- **Saved entries**
## BEGIN

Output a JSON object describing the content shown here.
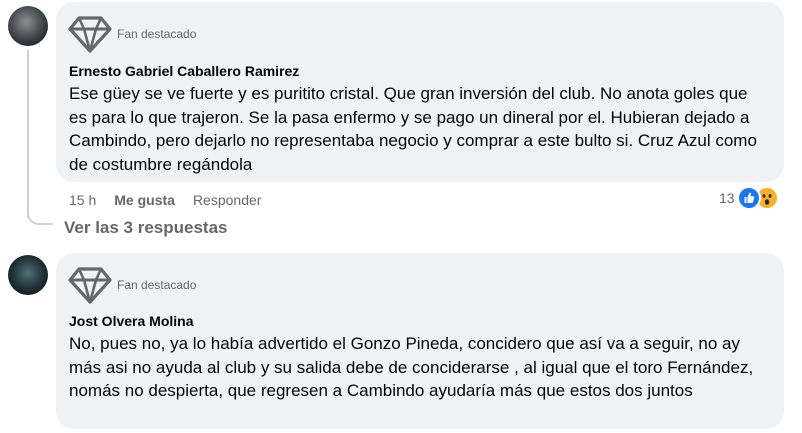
{
  "comments": [
    {
      "badge": "Fan destacado",
      "author": "Ernesto Gabriel Caballero Ramirez",
      "text": "Ese güey se ve fuerte y es puritito cristal. Que gran inversión del club. No anota goles que es para lo que trajeron. Se la pasa enfermo y se pago un dineral por el. Hubieran dejado a Cambindo, pero dejarlo no representaba negocio y comprar a este bulto si. Cruz Azul como de costumbre regándola",
      "time": "15 h",
      "like_label": "Me gusta",
      "reply_label": "Responder",
      "reaction_count": "13",
      "reactions": [
        "like-icon",
        "wow-icon"
      ],
      "view_replies": "Ver las 3 respuestas"
    },
    {
      "badge": "Fan destacado",
      "author": "Jost Olvera Molina",
      "text": "No, pues no, ya lo había advertido el Gonzo Pineda, concidero que así va a seguir, no ay más asi no ayuda al club y su salida debe de conciderarse , al igual que el toro Fernández, nomás no despierta, que regresen a Cambindo ayudaría más que estos dos juntos"
    }
  ],
  "colors": {
    "bubble": "#f0f2f5",
    "secondary_text": "#65676b",
    "like_blue": "#1877f2",
    "wow_yellow": "#f7b125"
  }
}
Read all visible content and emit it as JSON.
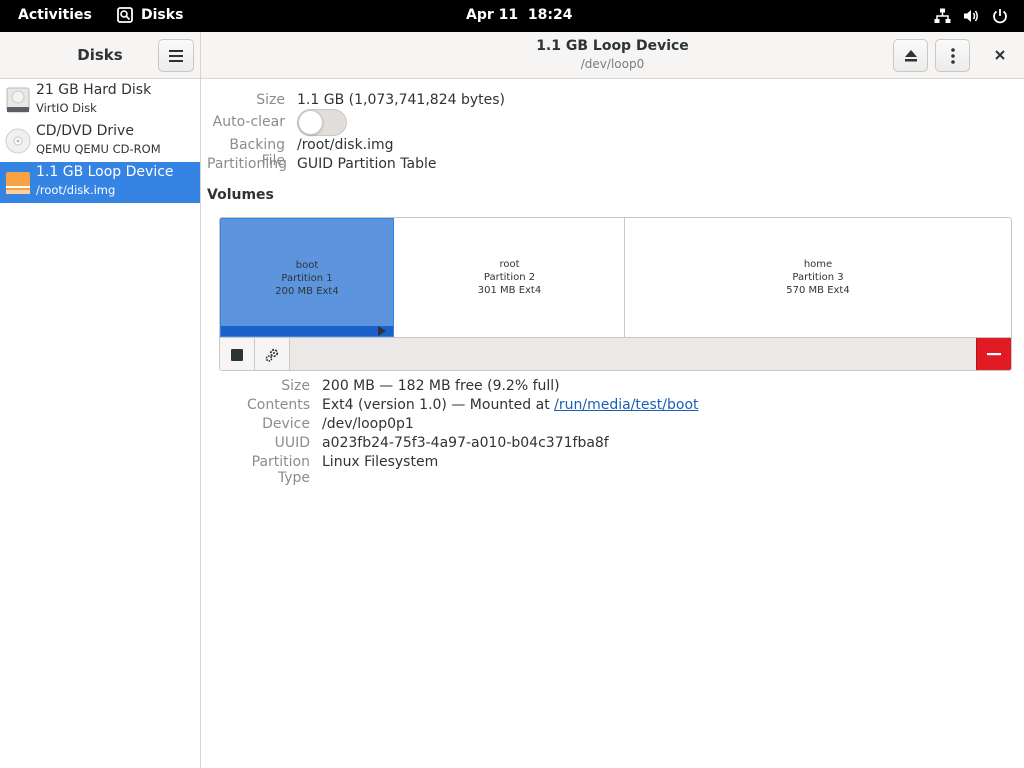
{
  "topbar": {
    "activities": "Activities",
    "app_name": "Disks",
    "clock": "Apr 11  18:24",
    "icons": [
      "network-icon",
      "volume-icon",
      "power-icon"
    ]
  },
  "sidebar": {
    "title": "Disks",
    "items": [
      {
        "name": "21 GB Hard Disk",
        "sub": "VirtIO Disk",
        "icon": "hard-disk-icon"
      },
      {
        "name": "CD/DVD Drive",
        "sub": "QEMU QEMU CD-ROM",
        "icon": "optical-drive-icon"
      },
      {
        "name": "1.1 GB Loop Device",
        "sub": "/root/disk.img",
        "icon": "loop-device-icon",
        "selected": true
      }
    ]
  },
  "header": {
    "title": "1.1 GB Loop Device",
    "subtitle": "/dev/loop0"
  },
  "device_info": {
    "size_label": "Size",
    "size_value": "1.1 GB (1,073,741,824 bytes)",
    "autoclear_label": "Auto-clear",
    "autoclear_on": false,
    "backing_label": "Backing File",
    "backing_value": "/root/disk.img",
    "partitioning_label": "Partitioning",
    "partitioning_value": "GUID Partition Table"
  },
  "volumes": {
    "heading": "Volumes",
    "partitions": [
      {
        "name": "boot",
        "number": "Partition 1",
        "details": "200 MB Ext4",
        "selected": true
      },
      {
        "name": "root",
        "number": "Partition 2",
        "details": "301 MB Ext4"
      },
      {
        "name": "home",
        "number": "Partition 3",
        "details": "570 MB Ext4"
      }
    ]
  },
  "partition_info": {
    "size_label": "Size",
    "size_value": "200 MB — 182 MB free (9.2% full)",
    "contents_label": "Contents",
    "contents_prefix": "Ext4 (version 1.0) — Mounted at ",
    "contents_link": "/run/media/test/boot",
    "device_label": "Device",
    "device_value": "/dev/loop0p1",
    "uuid_label": "UUID",
    "uuid_value": "a023fb24-75f3-4a97-a010-b04c371fba8f",
    "ptype_label": "Partition Type",
    "ptype_value": "Linux Filesystem"
  },
  "colors": {
    "accent": "#3584e4",
    "selected_partition": "#5d94de",
    "destructive": "#e01b24",
    "loop_icon": "#f6a245"
  }
}
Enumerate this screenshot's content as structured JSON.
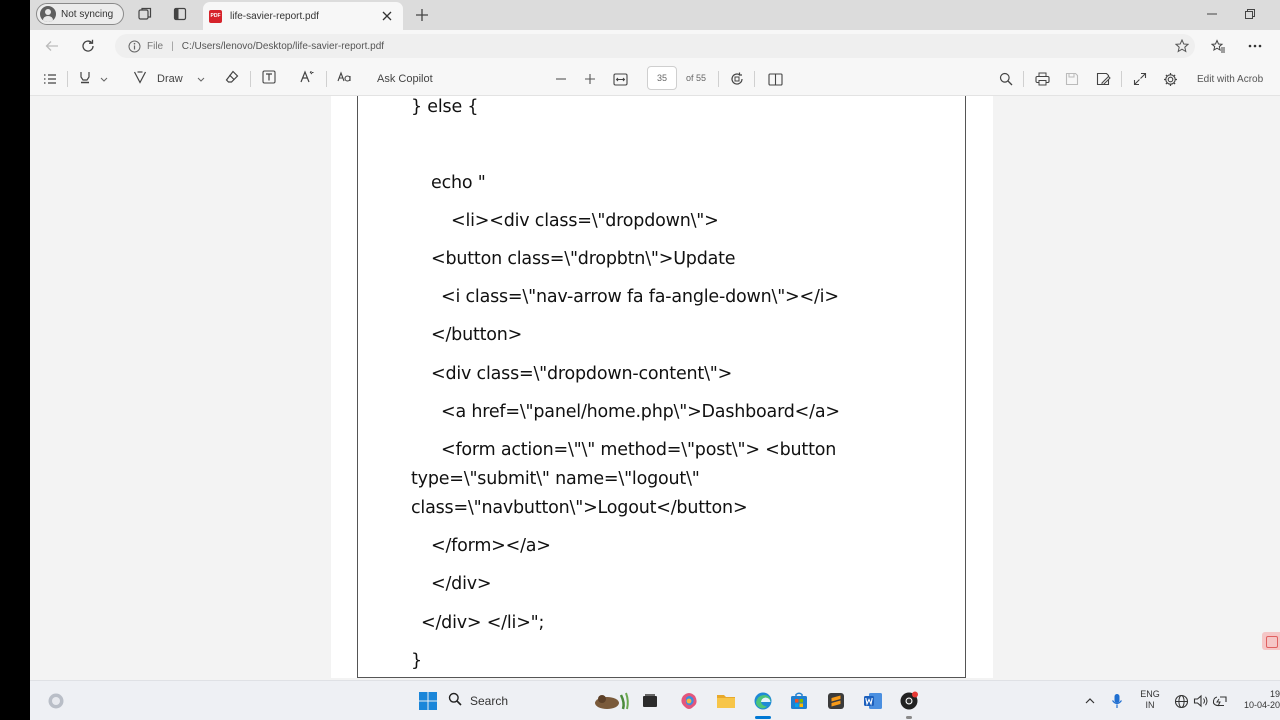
{
  "browser": {
    "profile": {
      "label": "Not syncing"
    },
    "tab": {
      "title": "life-savier-report.pdf",
      "favicon": "pdf-icon"
    },
    "address": {
      "file_label": "File",
      "separator": "|",
      "url": "C:/Users/lenovo/Desktop/life-savier-report.pdf"
    }
  },
  "pdf_toolbar": {
    "draw_label": "Draw",
    "ask_copilot_label": "Ask Copilot",
    "page_current": "35",
    "page_total": "of 55",
    "edit_label": "Edit with Acrob"
  },
  "document": {
    "lines": [
      "} else {",
      "echo \"",
      "<li><div class=\\\"dropdown\\\">",
      "<button class=\\\"dropbtn\\\">Update",
      "<i class=\\\"nav-arrow fa fa-angle-down\\\"></i>",
      "</button>",
      "<div class=\\\"dropdown-content\\\">",
      "<a href=\\\"panel/home.php\\\">Dashboard</a>",
      "<form action=\\\"\\\" method=\\\"post\\\"> <button",
      "type=\\\"submit\\\" name=\\\"logout\\\"",
      "class=\\\"navbutton\\\">Logout</button>",
      "</form></a>",
      "</div>",
      "</div> </li>\";",
      "}"
    ]
  },
  "taskbar": {
    "search_label": "Search",
    "lang_top": "ENG",
    "lang_bottom": "IN",
    "time": "19",
    "date": "10-04-20"
  },
  "colors": {
    "pdf_red": "#d6232b",
    "accent_blue": "#0078d4"
  }
}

## END

Copy every single line of the material above that holds "button".

- **Problem solution**
      "<button class=\\\"dropbtn\\\">Update",
      "</button>",
      "<form action=\\\"\\\" method=\\\"post\\\"> <button",
      "class=\\\"navbutton\\\">Logout</button>",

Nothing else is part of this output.